Begin

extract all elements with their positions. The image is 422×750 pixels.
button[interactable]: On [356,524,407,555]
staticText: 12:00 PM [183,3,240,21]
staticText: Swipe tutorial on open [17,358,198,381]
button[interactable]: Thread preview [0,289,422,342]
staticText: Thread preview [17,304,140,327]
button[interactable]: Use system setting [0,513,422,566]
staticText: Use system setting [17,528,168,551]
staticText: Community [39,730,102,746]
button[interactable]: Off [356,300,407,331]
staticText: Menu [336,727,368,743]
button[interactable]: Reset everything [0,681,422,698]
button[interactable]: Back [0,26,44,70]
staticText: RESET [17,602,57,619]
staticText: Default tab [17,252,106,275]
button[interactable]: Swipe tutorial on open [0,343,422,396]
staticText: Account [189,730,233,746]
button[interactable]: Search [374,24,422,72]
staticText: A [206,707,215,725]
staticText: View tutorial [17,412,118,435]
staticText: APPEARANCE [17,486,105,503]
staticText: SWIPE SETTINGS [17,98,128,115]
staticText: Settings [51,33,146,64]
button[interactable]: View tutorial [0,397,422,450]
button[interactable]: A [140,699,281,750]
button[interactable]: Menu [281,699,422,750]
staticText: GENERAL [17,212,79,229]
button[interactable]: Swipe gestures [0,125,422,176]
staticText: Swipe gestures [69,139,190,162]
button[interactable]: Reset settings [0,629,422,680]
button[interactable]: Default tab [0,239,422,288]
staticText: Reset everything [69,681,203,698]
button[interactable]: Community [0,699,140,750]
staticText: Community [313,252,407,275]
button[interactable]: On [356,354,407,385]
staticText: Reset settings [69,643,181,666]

End

Written exercise - Turn every line of the data above into a numbered list, one line per item, and drop any blank lines.

Full solution -
1. extract all elements with their positions. The image is 422×750 pixels.
2. button[interactable]: On [356,524,407,555]
3. staticText: 12:00 PM [183,3,240,21]
4. staticText: Swipe tutorial on open [17,358,198,381]
5. button[interactable]: Thread preview [0,289,422,342]
6. staticText: Thread preview [17,304,140,327]
7. button[interactable]: Use system setting [0,513,422,566]
8. staticText: Use system setting [17,528,168,551]
9. staticText: Community [39,730,102,746]
10. button[interactable]: Off [356,300,407,331]
11. staticText: Menu [336,727,368,743]
12. button[interactable]: Reset everything [0,681,422,698]
13. button[interactable]: Back [0,26,44,70]
14. staticText: RESET [17,602,57,619]
15. staticText: Default tab [17,252,106,275]
16. button[interactable]: Swipe tutorial on open [0,343,422,396]
17. staticText: Account [189,730,233,746]
18. button[interactable]: Search [374,24,422,72]
19. staticText: A [206,707,215,725]
20. staticText: View tutorial [17,412,118,435]
21. staticText: APPEARANCE [17,486,105,503]
22. staticText: SWIPE SETTINGS [17,98,128,115]
23. staticText: Settings [51,33,146,64]
24. button[interactable]: View tutorial [0,397,422,450]
25. button[interactable]: A [140,699,281,750]
26. button[interactable]: Menu [281,699,422,750]
27. staticText: GENERAL [17,212,79,229]
28. button[interactable]: Swipe gestures [0,125,422,176]
29. staticText: Swipe gestures [69,139,190,162]
30. button[interactable]: Reset settings [0,629,422,680]
31. button[interactable]: Default tab [0,239,422,288]
32. staticText: Reset everything [69,681,203,698]
33. button[interactable]: Community [0,699,140,750]
34. staticText: Community [313,252,407,275]
35. button[interactable]: On [356,354,407,385]
36. staticText: Reset settings [69,643,181,666]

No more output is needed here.